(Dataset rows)
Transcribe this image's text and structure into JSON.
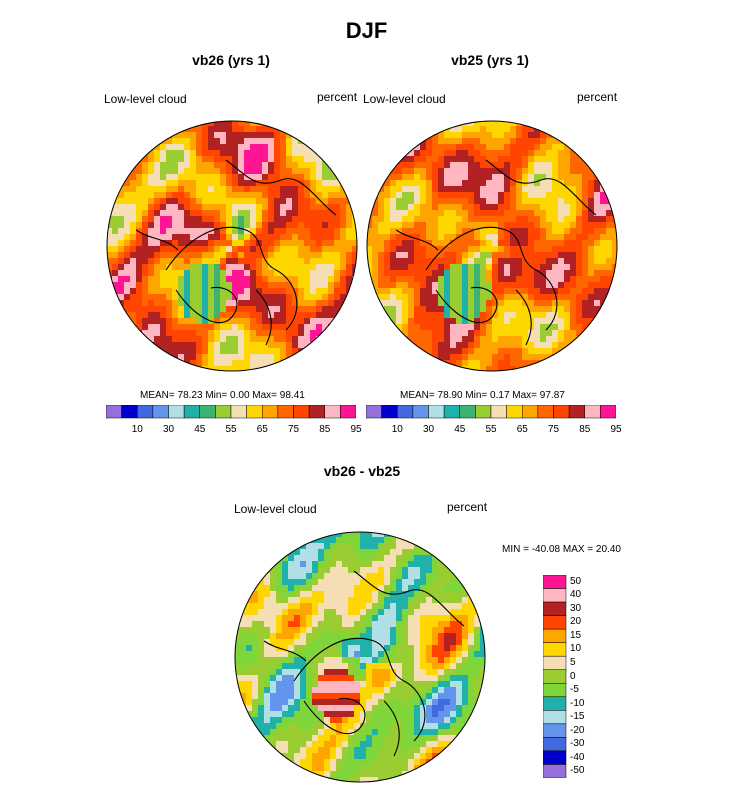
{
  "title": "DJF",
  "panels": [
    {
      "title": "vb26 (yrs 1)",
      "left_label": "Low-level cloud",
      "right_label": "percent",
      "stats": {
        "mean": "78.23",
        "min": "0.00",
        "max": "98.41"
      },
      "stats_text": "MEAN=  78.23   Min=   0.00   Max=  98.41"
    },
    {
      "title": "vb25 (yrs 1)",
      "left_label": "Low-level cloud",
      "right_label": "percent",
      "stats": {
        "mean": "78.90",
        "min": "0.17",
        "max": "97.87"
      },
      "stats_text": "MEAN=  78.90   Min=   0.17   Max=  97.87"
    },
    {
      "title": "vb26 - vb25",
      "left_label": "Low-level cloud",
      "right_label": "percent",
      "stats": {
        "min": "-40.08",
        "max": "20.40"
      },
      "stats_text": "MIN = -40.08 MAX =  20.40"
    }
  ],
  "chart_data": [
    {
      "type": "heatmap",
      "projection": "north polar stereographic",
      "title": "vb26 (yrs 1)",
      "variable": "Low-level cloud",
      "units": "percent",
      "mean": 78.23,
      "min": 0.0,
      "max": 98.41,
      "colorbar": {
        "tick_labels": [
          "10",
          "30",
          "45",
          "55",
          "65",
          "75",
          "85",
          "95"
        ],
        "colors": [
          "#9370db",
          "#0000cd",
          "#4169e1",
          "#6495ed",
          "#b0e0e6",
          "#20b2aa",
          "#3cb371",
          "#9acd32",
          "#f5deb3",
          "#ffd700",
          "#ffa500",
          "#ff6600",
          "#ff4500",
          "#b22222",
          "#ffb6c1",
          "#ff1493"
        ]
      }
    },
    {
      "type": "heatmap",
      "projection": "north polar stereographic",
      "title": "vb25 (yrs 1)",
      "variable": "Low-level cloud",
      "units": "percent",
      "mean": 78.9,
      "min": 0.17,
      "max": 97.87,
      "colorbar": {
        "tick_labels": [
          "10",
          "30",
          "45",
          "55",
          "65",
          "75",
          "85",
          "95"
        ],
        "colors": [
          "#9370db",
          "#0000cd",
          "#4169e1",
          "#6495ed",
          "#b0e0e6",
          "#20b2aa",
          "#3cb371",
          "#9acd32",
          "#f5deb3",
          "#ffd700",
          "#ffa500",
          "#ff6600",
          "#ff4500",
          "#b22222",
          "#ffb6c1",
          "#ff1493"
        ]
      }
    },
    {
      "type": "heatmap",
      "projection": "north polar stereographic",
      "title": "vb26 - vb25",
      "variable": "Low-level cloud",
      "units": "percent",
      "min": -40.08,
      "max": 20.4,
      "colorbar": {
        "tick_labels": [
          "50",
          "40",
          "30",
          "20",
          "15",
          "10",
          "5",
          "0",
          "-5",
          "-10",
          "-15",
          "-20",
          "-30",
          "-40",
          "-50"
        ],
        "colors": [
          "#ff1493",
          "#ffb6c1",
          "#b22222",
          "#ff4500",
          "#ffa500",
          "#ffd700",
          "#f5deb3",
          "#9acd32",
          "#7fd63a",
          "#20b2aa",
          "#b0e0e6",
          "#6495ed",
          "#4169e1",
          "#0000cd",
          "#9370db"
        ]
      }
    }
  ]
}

» Required work: Omit the pictures and give the material again, exactly and in full.

» Finished answer:
Transcribe this image's text and structure into JSON.
{
  "title": "DJF",
  "panels": [
    {
      "title": "vb26 (yrs 1)",
      "left_label": "Low-level cloud",
      "right_label": "percent",
      "stats": {
        "mean": "78.23",
        "min": "0.00",
        "max": "98.41"
      },
      "stats_text": "MEAN=  78.23   Min=   0.00   Max=  98.41"
    },
    {
      "title": "vb25 (yrs 1)",
      "left_label": "Low-level cloud",
      "right_label": "percent",
      "stats": {
        "mean": "78.90",
        "min": "0.17",
        "max": "97.87"
      },
      "stats_text": "MEAN=  78.90   Min=   0.17   Max=  97.87"
    },
    {
      "title": "vb26 - vb25",
      "left_label": "Low-level cloud",
      "right_label": "percent",
      "stats": {
        "min": "-40.08",
        "max": "20.40"
      },
      "stats_text": "MIN = -40.08 MAX =  20.40"
    }
  ],
  "chart_data": [
    {
      "type": "heatmap",
      "projection": "north polar stereographic",
      "title": "vb26 (yrs 1)",
      "variable": "Low-level cloud",
      "units": "percent",
      "mean": 78.23,
      "min": 0.0,
      "max": 98.41,
      "colorbar": {
        "tick_labels": [
          "10",
          "30",
          "45",
          "55",
          "65",
          "75",
          "85",
          "95"
        ],
        "colors": [
          "#9370db",
          "#0000cd",
          "#4169e1",
          "#6495ed",
          "#b0e0e6",
          "#20b2aa",
          "#3cb371",
          "#9acd32",
          "#f5deb3",
          "#ffd700",
          "#ffa500",
          "#ff6600",
          "#ff4500",
          "#b22222",
          "#ffb6c1",
          "#ff1493"
        ]
      }
    },
    {
      "type": "heatmap",
      "projection": "north polar stereographic",
      "title": "vb25 (yrs 1)",
      "variable": "Low-level cloud",
      "units": "percent",
      "mean": 78.9,
      "min": 0.17,
      "max": 97.87,
      "colorbar": {
        "tick_labels": [
          "10",
          "30",
          "45",
          "55",
          "65",
          "75",
          "85",
          "95"
        ],
        "colors": [
          "#9370db",
          "#0000cd",
          "#4169e1",
          "#6495ed",
          "#b0e0e6",
          "#20b2aa",
          "#3cb371",
          "#9acd32",
          "#f5deb3",
          "#ffd700",
          "#ffa500",
          "#ff6600",
          "#ff4500",
          "#b22222",
          "#ffb6c1",
          "#ff1493"
        ]
      }
    },
    {
      "type": "heatmap",
      "projection": "north polar stereographic",
      "title": "vb26 - vb25",
      "variable": "Low-level cloud",
      "units": "percent",
      "min": -40.08,
      "max": 20.4,
      "colorbar": {
        "tick_labels": [
          "50",
          "40",
          "30",
          "20",
          "15",
          "10",
          "5",
          "0",
          "-5",
          "-10",
          "-15",
          "-20",
          "-30",
          "-40",
          "-50"
        ],
        "colors": [
          "#ff1493",
          "#ffb6c1",
          "#b22222",
          "#ff4500",
          "#ffa500",
          "#ffd700",
          "#f5deb3",
          "#9acd32",
          "#7fd63a",
          "#20b2aa",
          "#b0e0e6",
          "#6495ed",
          "#4169e1",
          "#0000cd",
          "#9370db"
        ]
      }
    }
  ]
}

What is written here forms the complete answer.